▶ **Work required**:
The records are to be restated in their entirety, word for word.

[Begin Provided material]

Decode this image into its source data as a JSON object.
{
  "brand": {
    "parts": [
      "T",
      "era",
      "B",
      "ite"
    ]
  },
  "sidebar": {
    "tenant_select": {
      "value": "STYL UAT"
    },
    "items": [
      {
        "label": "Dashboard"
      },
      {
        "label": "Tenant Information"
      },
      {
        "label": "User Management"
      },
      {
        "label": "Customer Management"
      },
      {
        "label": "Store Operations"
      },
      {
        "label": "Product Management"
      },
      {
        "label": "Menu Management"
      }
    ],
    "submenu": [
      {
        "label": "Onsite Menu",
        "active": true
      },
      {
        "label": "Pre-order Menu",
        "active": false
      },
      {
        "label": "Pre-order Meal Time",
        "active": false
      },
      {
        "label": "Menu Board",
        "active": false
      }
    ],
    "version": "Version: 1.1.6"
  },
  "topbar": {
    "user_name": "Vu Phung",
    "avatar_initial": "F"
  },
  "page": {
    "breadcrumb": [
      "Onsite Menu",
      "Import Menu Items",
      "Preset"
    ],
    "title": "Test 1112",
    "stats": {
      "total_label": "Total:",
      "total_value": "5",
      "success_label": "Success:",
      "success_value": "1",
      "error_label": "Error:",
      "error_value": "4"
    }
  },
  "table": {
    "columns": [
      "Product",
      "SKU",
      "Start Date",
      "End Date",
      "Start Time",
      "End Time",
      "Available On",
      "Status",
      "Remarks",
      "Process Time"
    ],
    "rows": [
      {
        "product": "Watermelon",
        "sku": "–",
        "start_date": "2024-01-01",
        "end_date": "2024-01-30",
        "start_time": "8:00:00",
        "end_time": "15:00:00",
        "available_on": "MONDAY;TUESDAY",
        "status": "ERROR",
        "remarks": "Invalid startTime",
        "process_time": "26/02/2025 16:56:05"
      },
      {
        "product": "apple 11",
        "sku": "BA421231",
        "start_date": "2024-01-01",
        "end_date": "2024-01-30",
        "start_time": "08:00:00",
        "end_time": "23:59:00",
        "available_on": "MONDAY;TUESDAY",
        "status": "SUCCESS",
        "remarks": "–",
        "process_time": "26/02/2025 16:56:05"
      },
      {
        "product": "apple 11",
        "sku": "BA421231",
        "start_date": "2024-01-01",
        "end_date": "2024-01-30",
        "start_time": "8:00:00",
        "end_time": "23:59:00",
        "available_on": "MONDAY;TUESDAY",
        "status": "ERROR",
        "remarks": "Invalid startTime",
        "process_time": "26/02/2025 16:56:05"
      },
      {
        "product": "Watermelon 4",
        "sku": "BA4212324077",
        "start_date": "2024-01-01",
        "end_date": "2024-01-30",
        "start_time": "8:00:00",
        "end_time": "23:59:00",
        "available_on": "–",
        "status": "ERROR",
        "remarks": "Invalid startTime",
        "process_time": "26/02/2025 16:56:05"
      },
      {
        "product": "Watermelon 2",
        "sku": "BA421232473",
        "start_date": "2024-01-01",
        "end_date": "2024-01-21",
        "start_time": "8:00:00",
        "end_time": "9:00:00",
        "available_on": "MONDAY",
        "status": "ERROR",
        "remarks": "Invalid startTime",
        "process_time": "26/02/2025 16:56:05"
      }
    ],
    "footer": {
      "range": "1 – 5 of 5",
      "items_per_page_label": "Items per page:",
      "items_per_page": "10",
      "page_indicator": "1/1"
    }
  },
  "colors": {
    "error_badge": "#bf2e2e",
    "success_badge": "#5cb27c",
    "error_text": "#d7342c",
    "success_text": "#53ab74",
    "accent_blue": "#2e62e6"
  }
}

[End Provided material]

▶ **The answer**:
Decode this image into its source data as a JSON object.
{
  "brand": {
    "parts": [
      "T",
      "era",
      "B",
      "ite"
    ]
  },
  "sidebar": {
    "tenant_select": {
      "value": "STYL UAT"
    },
    "items": [
      {
        "label": "Dashboard"
      },
      {
        "label": "Tenant Information"
      },
      {
        "label": "User Management"
      },
      {
        "label": "Customer Management"
      },
      {
        "label": "Store Operations"
      },
      {
        "label": "Product Management"
      },
      {
        "label": "Menu Management"
      }
    ],
    "submenu": [
      {
        "label": "Onsite Menu",
        "active": true
      },
      {
        "label": "Pre-order Menu",
        "active": false
      },
      {
        "label": "Pre-order Meal Time",
        "active": false
      },
      {
        "label": "Menu Board",
        "active": false
      }
    ],
    "version": "Version: 1.1.6"
  },
  "topbar": {
    "user_name": "Vu Phung",
    "avatar_initial": "F"
  },
  "page": {
    "breadcrumb": [
      "Onsite Menu",
      "Import Menu Items",
      "Preset"
    ],
    "title": "Test 1112",
    "stats": {
      "total_label": "Total:",
      "total_value": "5",
      "success_label": "Success:",
      "success_value": "1",
      "error_label": "Error:",
      "error_value": "4"
    }
  },
  "table": {
    "columns": [
      "Product",
      "SKU",
      "Start Date",
      "End Date",
      "Start Time",
      "End Time",
      "Available On",
      "Status",
      "Remarks",
      "Process Time"
    ],
    "rows": [
      {
        "product": "Watermelon",
        "sku": "–",
        "start_date": "2024-01-01",
        "end_date": "2024-01-30",
        "start_time": "8:00:00",
        "end_time": "15:00:00",
        "available_on": "MONDAY;TUESDAY",
        "status": "ERROR",
        "remarks": "Invalid startTime",
        "process_time": "26/02/2025 16:56:05"
      },
      {
        "product": "apple 11",
        "sku": "BA421231",
        "start_date": "2024-01-01",
        "end_date": "2024-01-30",
        "start_time": "08:00:00",
        "end_time": "23:59:00",
        "available_on": "MONDAY;TUESDAY",
        "status": "SUCCESS",
        "remarks": "–",
        "process_time": "26/02/2025 16:56:05"
      },
      {
        "product": "apple 11",
        "sku": "BA421231",
        "start_date": "2024-01-01",
        "end_date": "2024-01-30",
        "start_time": "8:00:00",
        "end_time": "23:59:00",
        "available_on": "MONDAY;TUESDAY",
        "status": "ERROR",
        "remarks": "Invalid startTime",
        "process_time": "26/02/2025 16:56:05"
      },
      {
        "product": "Watermelon 4",
        "sku": "BA4212324077",
        "start_date": "2024-01-01",
        "end_date": "2024-01-30",
        "start_time": "8:00:00",
        "end_time": "23:59:00",
        "available_on": "–",
        "status": "ERROR",
        "remarks": "Invalid startTime",
        "process_time": "26/02/2025 16:56:05"
      },
      {
        "product": "Watermelon 2",
        "sku": "BA421232473",
        "start_date": "2024-01-01",
        "end_date": "2024-01-21",
        "start_time": "8:00:00",
        "end_time": "9:00:00",
        "available_on": "MONDAY",
        "status": "ERROR",
        "remarks": "Invalid startTime",
        "process_time": "26/02/2025 16:56:05"
      }
    ],
    "footer": {
      "range": "1 – 5 of 5",
      "items_per_page_label": "Items per page:",
      "items_per_page": "10",
      "page_indicator": "1/1"
    }
  },
  "colors": {
    "error_badge": "#bf2e2e",
    "success_badge": "#5cb27c",
    "error_text": "#d7342c",
    "success_text": "#53ab74",
    "accent_blue": "#2e62e6"
  }
}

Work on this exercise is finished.